_Exercise details_
Keep only the lines of the listing that include the word "document", and copy them.

_The data_
╔══
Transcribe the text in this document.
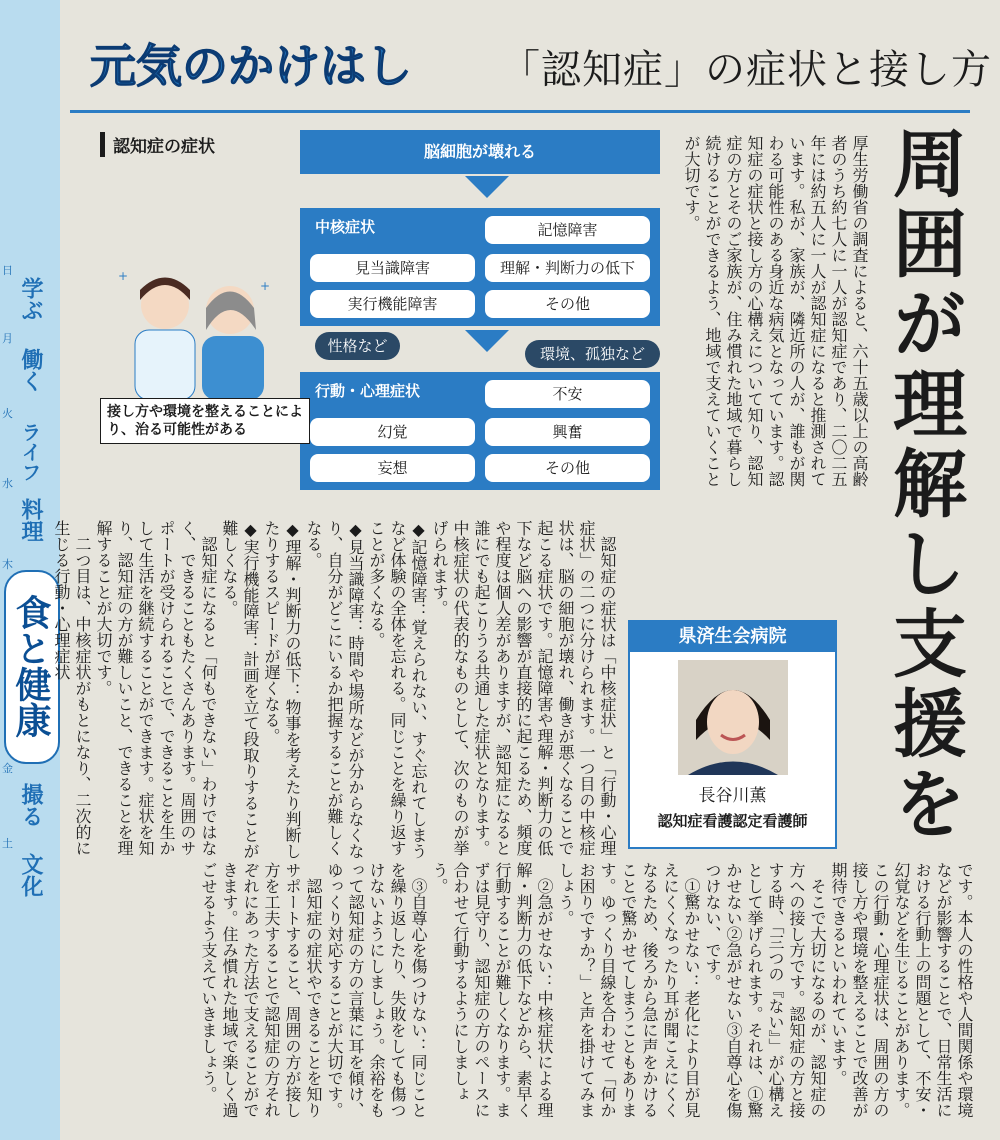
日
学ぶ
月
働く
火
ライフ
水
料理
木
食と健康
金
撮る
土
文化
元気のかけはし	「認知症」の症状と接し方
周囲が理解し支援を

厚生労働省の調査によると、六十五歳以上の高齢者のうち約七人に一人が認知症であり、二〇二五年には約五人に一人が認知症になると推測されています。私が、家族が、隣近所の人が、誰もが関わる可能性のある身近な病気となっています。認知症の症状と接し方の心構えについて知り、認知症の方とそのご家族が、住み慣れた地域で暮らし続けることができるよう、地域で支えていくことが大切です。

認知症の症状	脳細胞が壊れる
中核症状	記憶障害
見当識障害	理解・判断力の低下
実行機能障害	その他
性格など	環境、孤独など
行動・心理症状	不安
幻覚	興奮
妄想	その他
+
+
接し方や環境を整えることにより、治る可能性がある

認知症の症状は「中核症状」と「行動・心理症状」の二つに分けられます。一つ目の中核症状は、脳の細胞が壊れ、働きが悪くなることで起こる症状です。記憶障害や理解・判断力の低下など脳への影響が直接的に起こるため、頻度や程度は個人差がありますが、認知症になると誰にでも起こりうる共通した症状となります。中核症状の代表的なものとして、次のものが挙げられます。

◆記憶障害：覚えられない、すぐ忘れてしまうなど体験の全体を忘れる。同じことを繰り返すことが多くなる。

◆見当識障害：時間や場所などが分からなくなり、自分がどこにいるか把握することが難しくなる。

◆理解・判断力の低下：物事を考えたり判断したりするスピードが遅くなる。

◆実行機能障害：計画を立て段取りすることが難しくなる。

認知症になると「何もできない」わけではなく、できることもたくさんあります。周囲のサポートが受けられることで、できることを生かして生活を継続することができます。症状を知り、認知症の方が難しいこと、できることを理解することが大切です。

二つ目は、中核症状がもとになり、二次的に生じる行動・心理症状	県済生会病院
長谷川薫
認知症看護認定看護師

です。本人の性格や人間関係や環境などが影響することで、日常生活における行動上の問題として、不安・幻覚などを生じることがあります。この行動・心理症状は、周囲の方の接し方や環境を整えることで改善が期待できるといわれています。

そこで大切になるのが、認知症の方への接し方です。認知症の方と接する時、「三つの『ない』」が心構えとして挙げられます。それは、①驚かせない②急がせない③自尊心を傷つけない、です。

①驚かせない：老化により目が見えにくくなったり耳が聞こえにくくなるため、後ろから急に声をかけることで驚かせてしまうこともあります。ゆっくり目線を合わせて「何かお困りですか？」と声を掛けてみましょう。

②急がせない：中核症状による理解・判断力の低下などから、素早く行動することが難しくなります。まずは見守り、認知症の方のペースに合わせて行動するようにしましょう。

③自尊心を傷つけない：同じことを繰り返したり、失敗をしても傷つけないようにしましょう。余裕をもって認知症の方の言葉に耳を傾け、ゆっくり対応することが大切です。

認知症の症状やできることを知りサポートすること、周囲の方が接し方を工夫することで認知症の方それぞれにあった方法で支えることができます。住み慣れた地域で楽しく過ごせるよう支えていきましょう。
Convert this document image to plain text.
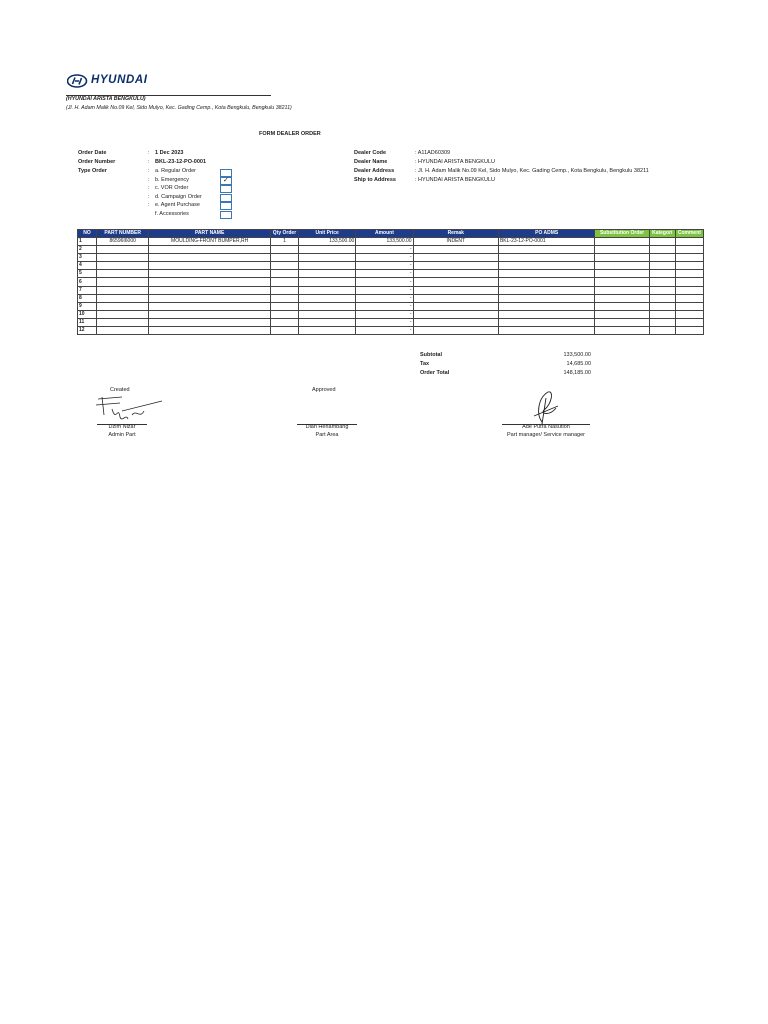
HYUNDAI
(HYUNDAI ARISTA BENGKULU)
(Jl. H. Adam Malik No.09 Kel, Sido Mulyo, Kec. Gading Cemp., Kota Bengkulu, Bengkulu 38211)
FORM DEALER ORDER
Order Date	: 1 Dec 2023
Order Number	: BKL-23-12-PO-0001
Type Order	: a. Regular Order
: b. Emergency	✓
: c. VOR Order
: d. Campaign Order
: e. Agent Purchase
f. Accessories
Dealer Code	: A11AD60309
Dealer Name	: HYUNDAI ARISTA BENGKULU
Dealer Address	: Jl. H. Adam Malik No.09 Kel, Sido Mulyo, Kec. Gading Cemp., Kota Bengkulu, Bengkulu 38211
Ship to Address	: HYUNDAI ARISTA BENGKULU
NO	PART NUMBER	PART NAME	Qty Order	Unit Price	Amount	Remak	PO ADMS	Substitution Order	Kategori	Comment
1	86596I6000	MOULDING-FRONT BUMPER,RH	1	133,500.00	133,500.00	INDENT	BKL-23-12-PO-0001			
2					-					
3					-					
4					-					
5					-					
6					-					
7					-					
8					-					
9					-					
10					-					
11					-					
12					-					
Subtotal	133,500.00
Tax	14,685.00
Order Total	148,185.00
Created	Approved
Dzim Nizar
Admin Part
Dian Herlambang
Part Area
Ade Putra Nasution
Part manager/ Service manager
╚══
_Response to the task_
Transcribe the text in this document.
Convert this document image to plain text.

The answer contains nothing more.